_WHAT NEEDS TO BE DONE_
Scan the material below for the string "this", and copy every line where it shows up.

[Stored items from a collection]
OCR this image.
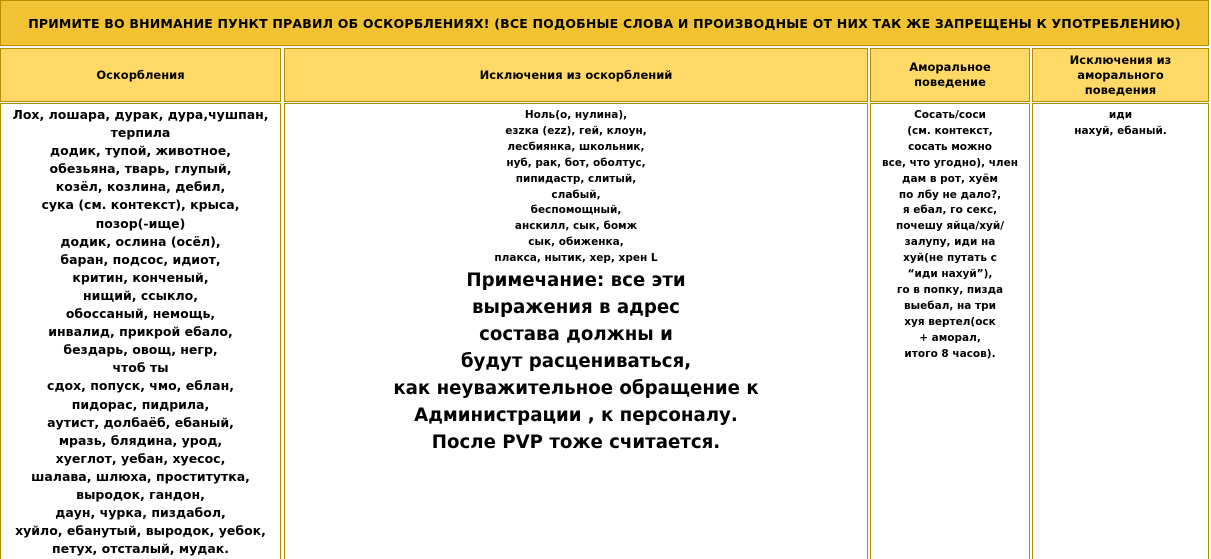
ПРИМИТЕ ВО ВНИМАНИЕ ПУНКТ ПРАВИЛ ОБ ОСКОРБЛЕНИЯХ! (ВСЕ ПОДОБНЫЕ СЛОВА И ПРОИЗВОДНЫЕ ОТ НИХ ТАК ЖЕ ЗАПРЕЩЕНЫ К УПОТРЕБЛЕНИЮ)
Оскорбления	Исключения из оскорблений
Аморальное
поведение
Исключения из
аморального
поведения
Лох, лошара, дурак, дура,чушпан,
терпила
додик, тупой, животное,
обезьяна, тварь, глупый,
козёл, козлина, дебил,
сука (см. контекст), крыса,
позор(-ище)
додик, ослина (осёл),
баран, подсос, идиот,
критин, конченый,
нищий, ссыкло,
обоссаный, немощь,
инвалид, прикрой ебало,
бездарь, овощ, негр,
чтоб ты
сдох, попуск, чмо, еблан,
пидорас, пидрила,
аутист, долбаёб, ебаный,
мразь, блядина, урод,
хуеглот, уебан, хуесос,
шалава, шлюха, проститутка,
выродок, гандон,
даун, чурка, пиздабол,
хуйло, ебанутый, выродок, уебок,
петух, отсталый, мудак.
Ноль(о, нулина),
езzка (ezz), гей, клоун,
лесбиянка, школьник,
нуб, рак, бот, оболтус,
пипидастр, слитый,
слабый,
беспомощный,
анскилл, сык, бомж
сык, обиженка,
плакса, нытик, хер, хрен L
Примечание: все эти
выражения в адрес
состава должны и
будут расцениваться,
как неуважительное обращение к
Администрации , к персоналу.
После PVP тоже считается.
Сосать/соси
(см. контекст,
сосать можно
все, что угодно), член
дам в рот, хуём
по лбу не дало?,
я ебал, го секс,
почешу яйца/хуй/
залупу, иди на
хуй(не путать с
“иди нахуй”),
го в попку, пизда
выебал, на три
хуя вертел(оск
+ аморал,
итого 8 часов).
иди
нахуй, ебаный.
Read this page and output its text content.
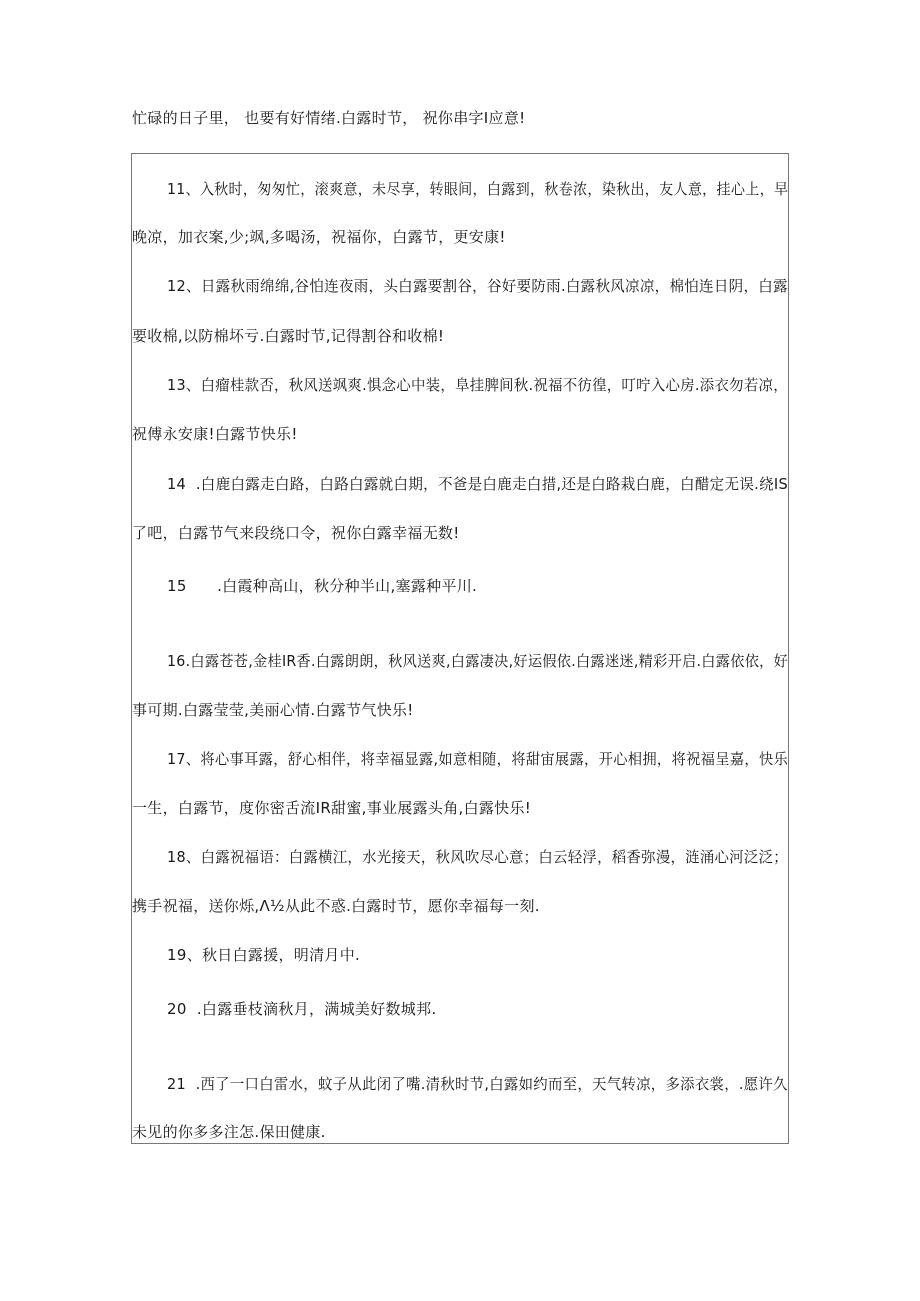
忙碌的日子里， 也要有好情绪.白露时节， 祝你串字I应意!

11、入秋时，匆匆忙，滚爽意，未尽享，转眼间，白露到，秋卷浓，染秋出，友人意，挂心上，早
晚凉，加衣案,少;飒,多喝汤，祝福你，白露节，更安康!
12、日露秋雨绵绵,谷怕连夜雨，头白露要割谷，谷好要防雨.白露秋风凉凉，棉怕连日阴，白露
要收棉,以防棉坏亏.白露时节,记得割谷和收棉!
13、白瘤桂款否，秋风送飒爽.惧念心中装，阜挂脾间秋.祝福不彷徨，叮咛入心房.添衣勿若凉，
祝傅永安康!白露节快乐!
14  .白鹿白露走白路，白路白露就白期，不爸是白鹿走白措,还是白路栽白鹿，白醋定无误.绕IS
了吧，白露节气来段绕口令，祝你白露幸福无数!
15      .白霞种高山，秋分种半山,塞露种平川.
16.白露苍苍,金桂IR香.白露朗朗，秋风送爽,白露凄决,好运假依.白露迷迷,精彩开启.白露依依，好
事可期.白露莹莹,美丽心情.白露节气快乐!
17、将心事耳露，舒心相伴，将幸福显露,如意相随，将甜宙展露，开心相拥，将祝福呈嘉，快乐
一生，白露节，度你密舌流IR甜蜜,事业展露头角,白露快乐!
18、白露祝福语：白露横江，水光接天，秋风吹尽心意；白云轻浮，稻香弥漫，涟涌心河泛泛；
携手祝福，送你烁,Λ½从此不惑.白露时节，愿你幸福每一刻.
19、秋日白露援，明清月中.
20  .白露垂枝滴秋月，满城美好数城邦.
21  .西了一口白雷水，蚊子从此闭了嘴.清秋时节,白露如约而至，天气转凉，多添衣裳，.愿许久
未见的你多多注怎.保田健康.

_SOLVED EXERCISE_
OCR this image.
Read this page and output its text content.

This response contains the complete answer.